What you should do: Each entry needs to be restated exactly as written.

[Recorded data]
## Begin

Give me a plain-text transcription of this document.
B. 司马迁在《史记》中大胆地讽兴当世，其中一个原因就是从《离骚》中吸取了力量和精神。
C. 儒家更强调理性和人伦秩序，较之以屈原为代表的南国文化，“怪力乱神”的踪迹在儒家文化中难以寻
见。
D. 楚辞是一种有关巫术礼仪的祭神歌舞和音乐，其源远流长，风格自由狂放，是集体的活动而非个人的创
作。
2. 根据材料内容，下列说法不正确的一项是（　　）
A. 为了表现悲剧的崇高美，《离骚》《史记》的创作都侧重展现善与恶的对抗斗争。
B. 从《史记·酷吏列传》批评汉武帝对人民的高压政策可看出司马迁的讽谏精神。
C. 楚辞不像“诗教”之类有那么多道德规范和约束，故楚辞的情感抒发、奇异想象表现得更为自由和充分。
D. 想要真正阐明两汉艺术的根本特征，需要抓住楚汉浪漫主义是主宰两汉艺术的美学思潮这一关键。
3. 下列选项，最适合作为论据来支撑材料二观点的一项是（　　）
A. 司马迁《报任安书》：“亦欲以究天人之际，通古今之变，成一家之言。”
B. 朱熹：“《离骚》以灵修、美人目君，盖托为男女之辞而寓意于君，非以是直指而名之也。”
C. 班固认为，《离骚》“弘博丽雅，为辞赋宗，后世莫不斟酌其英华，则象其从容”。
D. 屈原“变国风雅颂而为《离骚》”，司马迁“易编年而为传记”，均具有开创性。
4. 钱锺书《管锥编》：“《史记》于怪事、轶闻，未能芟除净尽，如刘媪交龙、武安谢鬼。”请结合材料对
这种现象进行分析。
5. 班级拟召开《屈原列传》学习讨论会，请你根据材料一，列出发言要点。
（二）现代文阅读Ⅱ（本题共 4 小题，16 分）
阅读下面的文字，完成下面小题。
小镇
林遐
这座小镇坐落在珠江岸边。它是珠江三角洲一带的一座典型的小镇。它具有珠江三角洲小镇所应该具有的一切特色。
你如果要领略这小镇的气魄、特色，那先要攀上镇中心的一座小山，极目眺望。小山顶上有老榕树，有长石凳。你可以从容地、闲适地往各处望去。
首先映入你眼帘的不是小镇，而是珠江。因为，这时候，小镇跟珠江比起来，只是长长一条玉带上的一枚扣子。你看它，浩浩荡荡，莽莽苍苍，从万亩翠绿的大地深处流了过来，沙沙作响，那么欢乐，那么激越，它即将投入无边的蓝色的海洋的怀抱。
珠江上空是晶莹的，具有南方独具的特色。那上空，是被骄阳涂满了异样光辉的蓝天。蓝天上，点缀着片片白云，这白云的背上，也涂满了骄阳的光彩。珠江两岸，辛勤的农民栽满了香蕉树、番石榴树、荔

## End

Written answer:
Give me a plain-text transcription of this document.
B. 司马迁在《史记》中大胆地讽兴当世，其中一个原因就是从《离骚》中吸取了力量和精神。
C. 儒家更强调理性和人伦秩序，较之以屈原为代表的南国文化，“怪力乱神”的踪迹在儒家文化中难以寻
见。
D. 楚辞是一种有关巫术礼仪的祭神歌舞和音乐，其源远流长，风格自由狂放，是集体的活动而非个人的创
作。
2. 根据材料内容，下列说法不正确的一项是（　　）
A. 为了表现悲剧的崇高美，《离骚》《史记》的创作都侧重展现善与恶的对抗斗争。
B. 从《史记·酷吏列传》批评汉武帝对人民的高压政策可看出司马迁的讽谏精神。
C. 楚辞不像“诗教”之类有那么多道德规范和约束，故楚辞的情感抒发、奇异想象表现得更为自由和充分。
D. 想要真正阐明两汉艺术的根本特征，需要抓住楚汉浪漫主义是主宰两汉艺术的美学思潮这一关键。
3. 下列选项，最适合作为论据来支撑材料二观点的一项是（　　）
A. 司马迁《报任安书》：“亦欲以究天人之际，通古今之变，成一家之言。”
B. 朱熹：“《离骚》以灵修、美人目君，盖托为男女之辞而寓意于君，非以是直指而名之也。”
C. 班固认为，《离骚》“弘博丽雅，为辞赋宗，后世莫不斟酌其英华，则象其从容”。
D. 屈原“变国风雅颂而为《离骚》”，司马迁“易编年而为传记”，均具有开创性。
4. 钱锺书《管锥编》：“《史记》于怪事、轶闻，未能芟除净尽，如刘媪交龙、武安谢鬼。”请结合材料对
这种现象进行分析。
5. 班级拟召开《屈原列传》学习讨论会，请你根据材料一，列出发言要点。
（二）现代文阅读Ⅱ（本题共 4 小题，16 分）
阅读下面的文字，完成下面小题。
小镇
林遐
这座小镇坐落在珠江岸边。它是珠江三角洲一带的一座典型的小镇。它具有珠江三角洲小镇所应该具有的一切特色。
你如果要领略这小镇的气魄、特色，那先要攀上镇中心的一座小山，极目眺望。小山顶上有老榕树，有长石凳。你可以从容地、闲适地往各处望去。
首先映入你眼帘的不是小镇，而是珠江。因为，这时候，小镇跟珠江比起来，只是长长一条玉带上的一枚扣子。你看它，浩浩荡荡，莽莽苍苍，从万亩翠绿的大地深处流了过来，沙沙作响，那么欢乐，那么激越，它即将投入无边的蓝色的海洋的怀抱。
珠江上空是晶莹的，具有南方独具的特色。那上空，是被骄阳涂满了异样光辉的蓝天。蓝天上，点缀着片片白云，这白云的背上，也涂满了骄阳的光彩。珠江两岸，辛勤的农民栽满了香蕉树、番石榴树、荔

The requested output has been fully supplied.